### RAW DATA
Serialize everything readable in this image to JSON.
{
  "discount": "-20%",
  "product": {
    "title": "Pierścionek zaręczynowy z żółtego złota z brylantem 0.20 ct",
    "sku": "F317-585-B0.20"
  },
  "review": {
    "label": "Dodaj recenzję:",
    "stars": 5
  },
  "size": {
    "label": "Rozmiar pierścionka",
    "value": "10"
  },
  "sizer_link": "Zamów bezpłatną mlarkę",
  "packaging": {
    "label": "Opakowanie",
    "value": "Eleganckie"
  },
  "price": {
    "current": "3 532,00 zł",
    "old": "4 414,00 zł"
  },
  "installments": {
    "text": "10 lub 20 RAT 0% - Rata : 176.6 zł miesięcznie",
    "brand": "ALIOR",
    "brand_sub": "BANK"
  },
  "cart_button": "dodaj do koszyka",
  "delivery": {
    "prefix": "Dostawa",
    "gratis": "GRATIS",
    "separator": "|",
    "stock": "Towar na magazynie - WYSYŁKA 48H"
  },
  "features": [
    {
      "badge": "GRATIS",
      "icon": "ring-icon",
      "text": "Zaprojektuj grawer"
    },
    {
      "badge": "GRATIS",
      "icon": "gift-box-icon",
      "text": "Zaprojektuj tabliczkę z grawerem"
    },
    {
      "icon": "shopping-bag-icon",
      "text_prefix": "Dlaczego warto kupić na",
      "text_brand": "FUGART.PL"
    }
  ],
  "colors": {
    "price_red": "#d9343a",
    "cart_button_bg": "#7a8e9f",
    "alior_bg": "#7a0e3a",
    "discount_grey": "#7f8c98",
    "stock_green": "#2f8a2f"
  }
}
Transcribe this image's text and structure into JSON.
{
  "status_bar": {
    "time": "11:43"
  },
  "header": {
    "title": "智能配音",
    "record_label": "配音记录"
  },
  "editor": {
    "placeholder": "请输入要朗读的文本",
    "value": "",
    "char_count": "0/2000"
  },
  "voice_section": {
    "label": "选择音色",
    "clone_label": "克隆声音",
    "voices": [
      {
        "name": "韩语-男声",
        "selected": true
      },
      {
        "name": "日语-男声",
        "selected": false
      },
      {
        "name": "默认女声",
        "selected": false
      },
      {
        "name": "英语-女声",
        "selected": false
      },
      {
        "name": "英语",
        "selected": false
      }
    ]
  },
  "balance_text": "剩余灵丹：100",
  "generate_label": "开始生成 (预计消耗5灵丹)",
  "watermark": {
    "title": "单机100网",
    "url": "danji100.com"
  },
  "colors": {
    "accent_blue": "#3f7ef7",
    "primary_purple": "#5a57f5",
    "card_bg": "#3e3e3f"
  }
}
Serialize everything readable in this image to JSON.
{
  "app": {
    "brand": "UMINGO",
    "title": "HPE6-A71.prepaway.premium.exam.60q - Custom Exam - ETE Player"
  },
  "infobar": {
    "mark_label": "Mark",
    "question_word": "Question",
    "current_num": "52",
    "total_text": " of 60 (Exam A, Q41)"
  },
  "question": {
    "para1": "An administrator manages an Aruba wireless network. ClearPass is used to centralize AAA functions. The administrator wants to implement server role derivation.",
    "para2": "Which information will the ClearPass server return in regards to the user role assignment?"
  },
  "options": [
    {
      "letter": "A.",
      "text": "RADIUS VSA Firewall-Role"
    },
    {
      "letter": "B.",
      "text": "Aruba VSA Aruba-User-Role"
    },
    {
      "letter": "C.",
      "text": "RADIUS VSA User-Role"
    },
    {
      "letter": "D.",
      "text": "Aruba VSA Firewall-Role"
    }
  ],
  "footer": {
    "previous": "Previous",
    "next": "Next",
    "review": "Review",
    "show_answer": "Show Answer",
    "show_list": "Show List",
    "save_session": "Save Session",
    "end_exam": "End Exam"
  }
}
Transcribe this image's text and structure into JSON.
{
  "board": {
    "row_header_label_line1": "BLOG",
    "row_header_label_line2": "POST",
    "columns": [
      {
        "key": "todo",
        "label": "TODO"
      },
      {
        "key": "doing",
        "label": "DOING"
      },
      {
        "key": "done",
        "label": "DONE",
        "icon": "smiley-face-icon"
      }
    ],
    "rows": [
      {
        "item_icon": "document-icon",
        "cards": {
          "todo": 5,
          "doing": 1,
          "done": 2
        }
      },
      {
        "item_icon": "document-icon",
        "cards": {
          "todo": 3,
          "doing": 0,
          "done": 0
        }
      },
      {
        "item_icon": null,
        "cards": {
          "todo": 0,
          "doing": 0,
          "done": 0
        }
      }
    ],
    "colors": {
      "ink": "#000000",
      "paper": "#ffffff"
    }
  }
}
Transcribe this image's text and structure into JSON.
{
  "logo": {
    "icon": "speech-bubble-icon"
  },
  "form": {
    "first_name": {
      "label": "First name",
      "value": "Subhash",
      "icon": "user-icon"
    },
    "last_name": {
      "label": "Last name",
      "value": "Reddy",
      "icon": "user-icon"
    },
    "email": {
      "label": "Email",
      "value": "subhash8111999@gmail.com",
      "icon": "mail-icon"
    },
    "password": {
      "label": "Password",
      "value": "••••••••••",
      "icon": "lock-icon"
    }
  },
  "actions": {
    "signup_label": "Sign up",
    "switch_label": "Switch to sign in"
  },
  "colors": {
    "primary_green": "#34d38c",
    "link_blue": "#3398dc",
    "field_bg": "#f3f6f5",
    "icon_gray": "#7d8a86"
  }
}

### WHAT IS BEING ASKED
Each record must be repeated exactly as it is.

### OUTPUT OF THE TASK
Serialize everything readable in this image to JSON.
{
  "discount": "-20%",
  "product": {
    "title": "Pierścionek zaręczynowy z żółtego złota z brylantem 0.20 ct",
    "sku": "F317-585-B0.20"
  },
  "review": {
    "label": "Dodaj recenzję:",
    "stars": 5
  },
  "size": {
    "label": "Rozmiar pierścionka",
    "value": "10"
  },
  "sizer_link": "Zamów bezpłatną mlarkę",
  "packaging": {
    "label": "Opakowanie",
    "value": "Eleganckie"
  },
  "price": {
    "current": "3 532,00 zł",
    "old": "4 414,00 zł"
  },
  "installments": {
    "text": "10 lub 20 RAT 0% - Rata : 176.6 zł miesięcznie",
    "brand": "ALIOR",
    "brand_sub": "BANK"
  },
  "cart_button": "dodaj do koszyka",
  "delivery": {
    "prefix": "Dostawa",
    "gratis": "GRATIS",
    "separator": "|",
    "stock": "Towar na magazynie - WYSYŁKA 48H"
  },
  "features": [
    {
      "badge": "GRATIS",
      "icon": "ring-icon",
      "text": "Zaprojektuj grawer"
    },
    {
      "badge": "GRATIS",
      "icon": "gift-box-icon",
      "text": "Zaprojektuj tabliczkę z grawerem"
    },
    {
      "icon": "shopping-bag-icon",
      "text_prefix": "Dlaczego warto kupić na",
      "text_brand": "FUGART.PL"
    }
  ],
  "colors": {
    "price_red": "#d9343a",
    "cart_button_bg": "#7a8e9f",
    "alior_bg": "#7a0e3a",
    "discount_grey": "#7f8c98",
    "stock_green": "#2f8a2f"
  }
}
Transcribe this image's text and structure into JSON.
{
  "status_bar": {
    "time": "11:43"
  },
  "header": {
    "title": "智能配音",
    "record_label": "配音记录"
  },
  "editor": {
    "placeholder": "请输入要朗读的文本",
    "value": "",
    "char_count": "0/2000"
  },
  "voice_section": {
    "label": "选择音色",
    "clone_label": "克隆声音",
    "voices": [
      {
        "name": "韩语-男声",
        "selected": true
      },
      {
        "name": "日语-男声",
        "selected": false
      },
      {
        "name": "默认女声",
        "selected": false
      },
      {
        "name": "英语-女声",
        "selected": false
      },
      {
        "name": "英语",
        "selected": false
      }
    ]
  },
  "balance_text": "剩余灵丹：100",
  "generate_label": "开始生成 (预计消耗5灵丹)",
  "watermark": {
    "title": "单机100网",
    "url": "danji100.com"
  },
  "colors": {
    "accent_blue": "#3f7ef7",
    "primary_purple": "#5a57f5",
    "card_bg": "#3e3e3f"
  }
}
Serialize everything readable in this image to JSON.
{
  "app": {
    "brand": "UMINGO",
    "title": "HPE6-A71.prepaway.premium.exam.60q - Custom Exam - ETE Player"
  },
  "infobar": {
    "mark_label": "Mark",
    "question_word": "Question",
    "current_num": "52",
    "total_text": " of 60 (Exam A, Q41)"
  },
  "question": {
    "para1": "An administrator manages an Aruba wireless network. ClearPass is used to centralize AAA functions. The administrator wants to implement server role derivation.",
    "para2": "Which information will the ClearPass server return in regards to the user role assignment?"
  },
  "options": [
    {
      "letter": "A.",
      "text": "RADIUS VSA Firewall-Role"
    },
    {
      "letter": "B.",
      "text": "Aruba VSA Aruba-User-Role"
    },
    {
      "letter": "C.",
      "text": "RADIUS VSA User-Role"
    },
    {
      "letter": "D.",
      "text": "Aruba VSA Firewall-Role"
    }
  ],
  "footer": {
    "previous": "Previous",
    "next": "Next",
    "review": "Review",
    "show_answer": "Show Answer",
    "show_list": "Show List",
    "save_session": "Save Session",
    "end_exam": "End Exam"
  }
}
Transcribe this image's text and structure into JSON.
{
  "board": {
    "row_header_label_line1": "BLOG",
    "row_header_label_line2": "POST",
    "columns": [
      {
        "key": "todo",
        "label": "TODO"
      },
      {
        "key": "doing",
        "label": "DOING"
      },
      {
        "key": "done",
        "label": "DONE",
        "icon": "smiley-face-icon"
      }
    ],
    "rows": [
      {
        "item_icon": "document-icon",
        "cards": {
          "todo": 5,
          "doing": 1,
          "done": 2
        }
      },
      {
        "item_icon": "document-icon",
        "cards": {
          "todo": 3,
          "doing": 0,
          "done": 0
        }
      },
      {
        "item_icon": null,
        "cards": {
          "todo": 0,
          "doing": 0,
          "done": 0
        }
      }
    ],
    "colors": {
      "ink": "#000000",
      "paper": "#ffffff"
    }
  }
}
Transcribe this image's text and structure into JSON.
{
  "logo": {
    "icon": "speech-bubble-icon"
  },
  "form": {
    "first_name": {
      "label": "First name",
      "value": "Subhash",
      "icon": "user-icon"
    },
    "last_name": {
      "label": "Last name",
      "value": "Reddy",
      "icon": "user-icon"
    },
    "email": {
      "label": "Email",
      "value": "subhash8111999@gmail.com",
      "icon": "mail-icon"
    },
    "password": {
      "label": "Password",
      "value": "••••••••••",
      "icon": "lock-icon"
    }
  },
  "actions": {
    "signup_label": "Sign up",
    "switch_label": "Switch to sign in"
  },
  "colors": {
    "primary_green": "#34d38c",
    "link_blue": "#3398dc",
    "field_bg": "#f3f6f5",
    "icon_gray": "#7d8a86"
  }
}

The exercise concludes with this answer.